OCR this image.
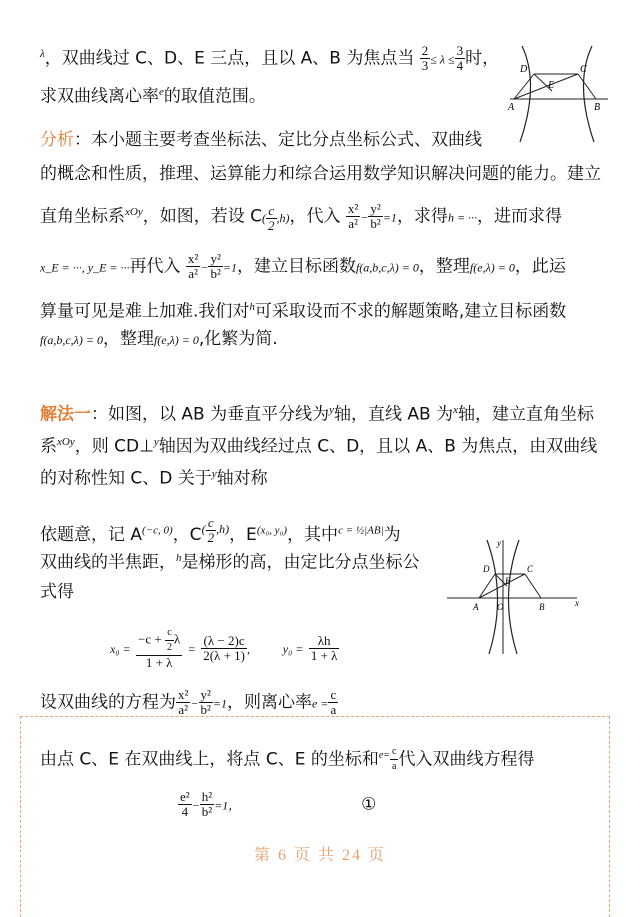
$^\lambda$，双曲线过 C、D、E 三点，且以 A、B 为焦点当 $\frac{2}{3} \le \lambda \le \frac{3}{4}$ 时，
求双曲线离心率$^e$的取值范围。
D	C
E
A	B
分析：本小题主要考查坐标法、定比分点坐标公式、双曲线
的概念和性质，推理、运算能力和综合运用数学知识解决问题的能力。建立
直角坐标系$^{xOy}$，如图，若设 $C( \frac{c}{2} ,h)$，代入 $\frac{\text{x²}}{\text{a²}} - \frac{\text{y²}}{\text{b²}} =1$，求得h = ···，进而求得
x_E = ···, y_E = ···再代入 $\frac{\text{x²}}{\text{a²}} - \frac{\text{y²}}{\text{b²}} =1$，建立目标函数f(a,b,c,λ) = 0，整理f(e,λ) = 0，此运
算量可见是难上加难.我们对$^h$可采取设而不求的解题策略,建立目标函数
f(a,b,c,λ) = 0，整理f(e,λ) = 0,化繁为简.
解法一：如图，以 AB 为垂直平分线为$^y$轴，直线 AB 为$^x$轴，建立直角坐标
系$^{xOy}$，则 CD⊥$^y$轴因为双曲线经过点 C、D，且以 A、B 为焦点，由双曲线
的对称性知 C、D 关于$^y$轴对称
依题意，记 $A^{(-c, 0)}$，$C^{( \frac{c}{2} ,h)}$，$E^{(x_0, y_0)}$，其中$^{c = \frac{1}{2}|AB|}$为
双曲线的半焦距，$^h$是梯形的高，由定比分点坐标公
式得
x
y
D	C
E
A O	B
$x_0 = \frac{-c + \frac{c}{2} \lambda}{1 + \lambda} = \frac{(\lambda - 2)c}{2(\lambda + 1)}$ ,	$y_0 = \frac{\lambda h}{1 + \lambda}$
设双曲线的方程为 $\frac{\text{x²}}{\text{a²}} - \frac{\text{y²}}{\text{b²}} =1$，则离心率$e = \frac{c}{a}$
由点 C、E 在双曲线上，将点 C、E 的坐标和$^{e=} \frac{c}{a}$ 代入双曲线方程得
$\frac{\text{e²}}{4} - \frac{\text{h²}}{\text{b²}} =1$，	①
第 6 页 共 24 页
----
**Given exercise:**
Using the records above, say how many lines include the string "lambda". Only the number is wanted.

**Exercise solution:**
2